Begin
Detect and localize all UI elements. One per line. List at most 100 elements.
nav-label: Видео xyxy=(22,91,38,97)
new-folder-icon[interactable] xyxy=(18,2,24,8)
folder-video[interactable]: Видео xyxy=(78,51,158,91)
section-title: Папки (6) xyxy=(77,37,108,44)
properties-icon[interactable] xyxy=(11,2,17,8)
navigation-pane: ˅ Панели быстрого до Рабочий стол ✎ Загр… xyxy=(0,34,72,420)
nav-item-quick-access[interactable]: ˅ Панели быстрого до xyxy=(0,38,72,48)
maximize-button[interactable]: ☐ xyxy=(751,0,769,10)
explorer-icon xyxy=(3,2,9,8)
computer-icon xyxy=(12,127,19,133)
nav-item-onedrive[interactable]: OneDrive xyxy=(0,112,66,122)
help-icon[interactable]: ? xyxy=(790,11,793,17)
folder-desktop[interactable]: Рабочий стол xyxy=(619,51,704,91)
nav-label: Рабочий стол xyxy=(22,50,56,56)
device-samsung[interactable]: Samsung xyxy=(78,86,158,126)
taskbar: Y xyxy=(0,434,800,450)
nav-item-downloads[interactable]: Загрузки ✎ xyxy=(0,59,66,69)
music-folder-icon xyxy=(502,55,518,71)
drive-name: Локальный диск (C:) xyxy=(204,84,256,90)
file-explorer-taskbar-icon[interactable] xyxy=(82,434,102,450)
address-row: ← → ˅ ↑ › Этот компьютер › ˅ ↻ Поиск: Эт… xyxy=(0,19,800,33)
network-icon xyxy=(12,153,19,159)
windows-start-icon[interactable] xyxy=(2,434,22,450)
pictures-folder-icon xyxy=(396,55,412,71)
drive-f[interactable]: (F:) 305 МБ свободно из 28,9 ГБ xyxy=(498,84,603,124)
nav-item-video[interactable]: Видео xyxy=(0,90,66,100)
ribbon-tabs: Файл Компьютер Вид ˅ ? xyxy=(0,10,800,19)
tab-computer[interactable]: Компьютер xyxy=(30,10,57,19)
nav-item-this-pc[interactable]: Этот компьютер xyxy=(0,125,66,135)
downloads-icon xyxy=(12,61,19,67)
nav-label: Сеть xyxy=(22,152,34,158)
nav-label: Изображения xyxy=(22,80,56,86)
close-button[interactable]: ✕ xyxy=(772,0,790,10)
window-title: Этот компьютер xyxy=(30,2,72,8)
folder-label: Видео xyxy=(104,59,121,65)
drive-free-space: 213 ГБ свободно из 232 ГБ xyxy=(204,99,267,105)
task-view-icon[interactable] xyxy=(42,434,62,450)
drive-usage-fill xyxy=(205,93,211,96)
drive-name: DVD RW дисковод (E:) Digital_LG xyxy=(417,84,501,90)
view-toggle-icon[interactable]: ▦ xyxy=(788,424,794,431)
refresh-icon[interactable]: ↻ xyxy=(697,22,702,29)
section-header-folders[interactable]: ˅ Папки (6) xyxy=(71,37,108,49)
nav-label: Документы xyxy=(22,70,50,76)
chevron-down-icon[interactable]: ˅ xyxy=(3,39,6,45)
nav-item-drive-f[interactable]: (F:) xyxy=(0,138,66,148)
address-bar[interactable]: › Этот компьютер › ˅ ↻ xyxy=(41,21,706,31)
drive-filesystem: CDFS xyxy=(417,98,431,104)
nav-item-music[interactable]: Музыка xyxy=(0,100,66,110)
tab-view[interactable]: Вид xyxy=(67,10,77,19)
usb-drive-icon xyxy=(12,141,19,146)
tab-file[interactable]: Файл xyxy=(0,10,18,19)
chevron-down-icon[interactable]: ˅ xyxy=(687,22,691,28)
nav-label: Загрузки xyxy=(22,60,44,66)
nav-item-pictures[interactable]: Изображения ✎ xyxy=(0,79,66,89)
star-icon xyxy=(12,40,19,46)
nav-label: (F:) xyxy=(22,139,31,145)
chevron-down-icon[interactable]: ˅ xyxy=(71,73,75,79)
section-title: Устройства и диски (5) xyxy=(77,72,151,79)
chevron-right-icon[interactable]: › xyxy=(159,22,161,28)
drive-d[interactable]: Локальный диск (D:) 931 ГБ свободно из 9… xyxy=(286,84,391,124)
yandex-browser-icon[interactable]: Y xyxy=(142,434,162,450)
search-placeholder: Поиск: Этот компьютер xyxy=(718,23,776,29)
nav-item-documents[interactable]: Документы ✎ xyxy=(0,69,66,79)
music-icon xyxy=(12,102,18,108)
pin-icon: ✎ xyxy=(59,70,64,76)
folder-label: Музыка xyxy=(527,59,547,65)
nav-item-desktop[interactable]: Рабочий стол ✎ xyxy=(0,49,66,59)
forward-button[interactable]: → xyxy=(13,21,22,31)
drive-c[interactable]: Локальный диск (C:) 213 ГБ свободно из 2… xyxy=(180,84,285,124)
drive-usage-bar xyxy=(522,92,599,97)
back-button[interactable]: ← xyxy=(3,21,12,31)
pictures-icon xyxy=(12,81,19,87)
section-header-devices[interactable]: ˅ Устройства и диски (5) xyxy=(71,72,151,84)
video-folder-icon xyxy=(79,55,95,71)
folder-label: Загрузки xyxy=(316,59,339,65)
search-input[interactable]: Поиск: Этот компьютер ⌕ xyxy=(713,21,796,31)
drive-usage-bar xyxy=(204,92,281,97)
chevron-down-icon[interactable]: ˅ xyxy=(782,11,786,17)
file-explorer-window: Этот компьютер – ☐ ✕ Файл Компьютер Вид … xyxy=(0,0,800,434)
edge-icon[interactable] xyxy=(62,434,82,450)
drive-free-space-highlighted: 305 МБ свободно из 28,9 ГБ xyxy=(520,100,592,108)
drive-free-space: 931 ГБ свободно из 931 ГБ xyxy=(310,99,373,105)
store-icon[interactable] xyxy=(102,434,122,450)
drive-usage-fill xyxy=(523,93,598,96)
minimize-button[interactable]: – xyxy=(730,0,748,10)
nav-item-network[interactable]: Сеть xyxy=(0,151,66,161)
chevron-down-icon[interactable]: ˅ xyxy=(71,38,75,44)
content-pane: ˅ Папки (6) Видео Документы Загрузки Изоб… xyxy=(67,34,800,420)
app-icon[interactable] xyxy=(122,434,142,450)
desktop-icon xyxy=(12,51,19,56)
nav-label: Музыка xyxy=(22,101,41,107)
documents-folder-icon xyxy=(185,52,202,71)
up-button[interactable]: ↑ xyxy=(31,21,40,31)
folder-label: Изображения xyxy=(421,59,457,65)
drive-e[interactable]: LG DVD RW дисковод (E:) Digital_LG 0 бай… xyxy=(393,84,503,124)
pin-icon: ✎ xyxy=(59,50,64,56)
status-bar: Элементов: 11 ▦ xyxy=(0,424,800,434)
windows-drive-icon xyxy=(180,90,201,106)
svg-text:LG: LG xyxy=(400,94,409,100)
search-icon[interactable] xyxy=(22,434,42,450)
End
Instructions to follow:
Lay out every line of the material above as a Markdown table with two columns, Row and Text. Number the lines in order and leave out any blank ones.

Result:
| Row | Text |
|---|---|
| 1 | Detect and localize all UI elements. One per line. List at most 100 elements. |
| 2 | nav-label: Видео xyxy=(22,91,38,97) |
| 3 | new-folder-icon[interactable] xyxy=(18,2,24,8) |
| 4 | folder-video[interactable]: Видео xyxy=(78,51,158,91) |
| 5 | section-title: Папки (6) xyxy=(77,37,108,44) |
| 6 | properties-icon[interactable] xyxy=(11,2,17,8) |
| 7 | navigation-pane: ˅ Панели быстрого до Рабочий стол ✎ Загр… xyxy=(0,34,72,420) |
| 8 | nav-item-quick-access[interactable]: ˅ Панели быстрого до xyxy=(0,38,72,48) |
| 9 | maximize-button[interactable]: ☐ xyxy=(751,0,769,10) |
| 10 | explorer-icon xyxy=(3,2,9,8) |
| 11 | computer-icon xyxy=(12,127,19,133) |
| 12 | nav-item-onedrive[interactable]: OneDrive xyxy=(0,112,66,122) |
| 13 | help-icon[interactable]: ? xyxy=(790,11,793,17) |
| 14 | folder-desktop[interactable]: Рабочий стол xyxy=(619,51,704,91) |
| 15 | nav-label: Рабочий стол xyxy=(22,50,56,56) |
| 16 | device-samsung[interactable]: Samsung xyxy=(78,86,158,126) |
| 17 | taskbar: Y xyxy=(0,434,800,450) |
| 18 | nav-item-downloads[interactable]: Загрузки ✎ xyxy=(0,59,66,69) |
| 19 | music-folder-icon xyxy=(502,55,518,71) |
| 20 | drive-name: Локальный диск (C:) xyxy=(204,84,256,90) |
| 21 | file-explorer-taskbar-icon[interactable] xyxy=(82,434,102,450) |
| 22 | address-row: ← → ˅ ↑ › Этот компьютер › ˅ ↻ Поиск: Эт… xyxy=(0,19,800,33) |
| 23 | network-icon xyxy=(12,153,19,159) |
| 24 | windows-start-icon[interactable] xyxy=(2,434,22,450) |
| 25 | pictures-folder-icon xyxy=(396,55,412,71) |
| 26 | drive-f[interactable]: (F:) 305 МБ свободно из 28,9 ГБ xyxy=(498,84,603,124) |
| 27 | nav-item-video[interactable]: Видео xyxy=(0,90,66,100) |
| 28 | ribbon-tabs: Файл Компьютер Вид ˅ ? xyxy=(0,10,800,19) |
| 29 | tab-computer[interactable]: Компьютер xyxy=(30,10,57,19) |
| 30 | nav-item-this-pc[interactable]: Этот компьютер xyxy=(0,125,66,135) |
| 31 | downloads-icon xyxy=(12,61,19,67) |
| 32 | nav-label: Сеть xyxy=(22,152,34,158) |
| 33 | nav-label: Изображения xyxy=(22,80,56,86) |
| 34 | close-button[interactable]: ✕ xyxy=(772,0,790,10) |
| 35 | window-title: Этот компьютер xyxy=(30,2,72,8) |
| 36 | folder-label: Видео xyxy=(104,59,121,65) |
| 37 | drive-free-space: 213 ГБ свободно из 232 ГБ xyxy=(204,99,267,105) |
| 38 | task-view-icon[interactable] xyxy=(42,434,62,450) |
| 39 | drive-usage-fill xyxy=(205,93,211,96) |
| 40 | drive-name: DVD RW дисковод (E:) Digital_LG xyxy=(417,84,501,90) |
| 41 | view-toggle-icon[interactable]: ▦ xyxy=(788,424,794,431) |
| 42 | refresh-icon[interactable]: ↻ xyxy=(697,22,702,29) |
| 43 | section-header-folders[interactable]: ˅ Папки (6) xyxy=(71,37,108,49) |
| 44 | nav-label: Документы xyxy=(22,70,50,76) |
| 45 | chevron-down-icon[interactable]: ˅ xyxy=(3,39,6,45) |
| 46 | nav-item-drive-f[interactable]: (F:) xyxy=(0,138,66,148) |
| 47 | address-bar[interactable]: › Этот компьютер › ˅ ↻ xyxy=(41,21,706,31) |
| 48 | drive-filesystem: CDFS xyxy=(417,98,431,104) |
| 49 | nav-item-music[interactable]: Музыка xyxy=(0,100,66,110) |
| 50 | tab-view[interactable]: Вид xyxy=(67,10,77,19) |
| 51 | usb-drive-icon xyxy=(12,141,19,146) |
| 52 | tab-file[interactable]: Файл xyxy=(0,10,18,19) |
| 53 | chevron-down-icon[interactable]: ˅ xyxy=(687,22,691,28) |
| 54 | nav-label: Загрузки xyxy=(22,60,44,66) |
| 55 | nav-item-pictures[interactable]: Изображения ✎ xyxy=(0,79,66,89) |
| 56 | star-icon xyxy=(12,40,19,46) |
| 57 | nav-label: (F:) xyxy=(22,139,31,145) |
| 58 | chevron-down-icon[interactable]: ˅ xyxy=(71,73,75,79) |
| 59 | section-title: Устройства и диски (5) xyxy=(77,72,151,79) |
| 60 | chevron-right-icon[interactable]: › xyxy=(159,22,161,28) |
| 61 | drive-d[interactable]: Локальный диск (D:) 931 ГБ свободно из 9… xyxy=(286,84,391,124) |
| 62 | yandex-browser-icon[interactable]: Y xyxy=(142,434,162,450) |
| 63 | search-placeholder: Поиск: Этот компьютер xyxy=(718,23,776,29) |
| 64 | nav-item-documents[interactable]: Документы ✎ xyxy=(0,69,66,79) |
| 65 | music-icon xyxy=(12,102,18,108) |
| 66 | pin-icon: ✎ xyxy=(59,70,64,76) |
| 67 | folder-label: Музыка xyxy=(527,59,547,65) |
| 68 | nav-item-desktop[interactable]: Рабочий стол ✎ xyxy=(0,49,66,59) |
| 69 | forward-button[interactable]: → xyxy=(13,21,22,31) |
| 70 | drive-c[interactable]: Локальный диск (C:) 213 ГБ свободно из 2… xyxy=(180,84,285,124) |
| 71 | drive-usage-bar xyxy=(522,92,599,97) |
| 72 | back-button[interactable]: ← xyxy=(3,21,12,31) |
| 73 | pictures-icon xyxy=(12,81,19,87) |
| 74 | section-header-devices[interactable]: ˅ Устройства и диски (5) xyxy=(71,72,151,84) |
| 75 | video-folder-icon xyxy=(79,55,95,71) |
| 76 | folder-label: Загрузки xyxy=(316,59,339,65) |
| 77 | search-input[interactable]: Поиск: Этот компьютер ⌕ xyxy=(713,21,796,31) |
| 78 | drive-usage-bar xyxy=(204,92,281,97) |
| 79 | chevron-down-icon[interactable]: ˅ xyxy=(782,11,786,17) |
| 80 | file-explorer-window: Этот компьютер – ☐ ✕ Файл Компьютер Вид … xyxy=(0,0,800,434) |
| 81 | edge-icon[interactable] xyxy=(62,434,82,450) |
| 82 | drive-free-space-highlighted: 305 МБ свободно из 28,9 ГБ xyxy=(520,100,592,108) |
| 83 | drive-free-space: 931 ГБ свободно из 931 ГБ xyxy=(310,99,373,105) |
| 84 | store-icon[interactable] xyxy=(102,434,122,450) |
| 85 | drive-usage-fill xyxy=(523,93,598,96) |
| 86 | minimize-button[interactable]: – xyxy=(730,0,748,10) |
| 87 | nav-item-network[interactable]: Сеть xyxy=(0,151,66,161) |
| 88 | chevron-down-icon[interactable]: ˅ xyxy=(71,38,75,44) |
| 89 | content-pane: ˅ Папки (6) Видео Документы Загрузки Изоб… xyxy=(67,34,800,420) |
| 90 | app-icon[interactable] xyxy=(122,434,142,450) |
| 91 | desktop-icon xyxy=(12,51,19,56) |
| 92 | nav-label: Музыка xyxy=(22,101,41,107) |
| 93 | documents-folder-icon xyxy=(185,52,202,71) |
| 94 | up-button[interactable]: ↑ xyxy=(31,21,40,31) |
| 95 | folder-label: Изображения xyxy=(421,59,457,65) |
| 96 | drive-e[interactable]: LG DVD RW дисковод (E:) Digital_LG 0 бай… xyxy=(393,84,503,124) |
| 97 | pin-icon: ✎ xyxy=(59,50,64,56) |
| 98 | status-bar: Элементов: 11 ▦ xyxy=(0,424,800,434) |
| 99 | windows-drive-icon xyxy=(180,90,201,106) |
| 100 | svg-text:LG: LG xyxy=(400,94,409,100) |
| 101 | search-icon[interactable] xyxy=(22,434,42,450) |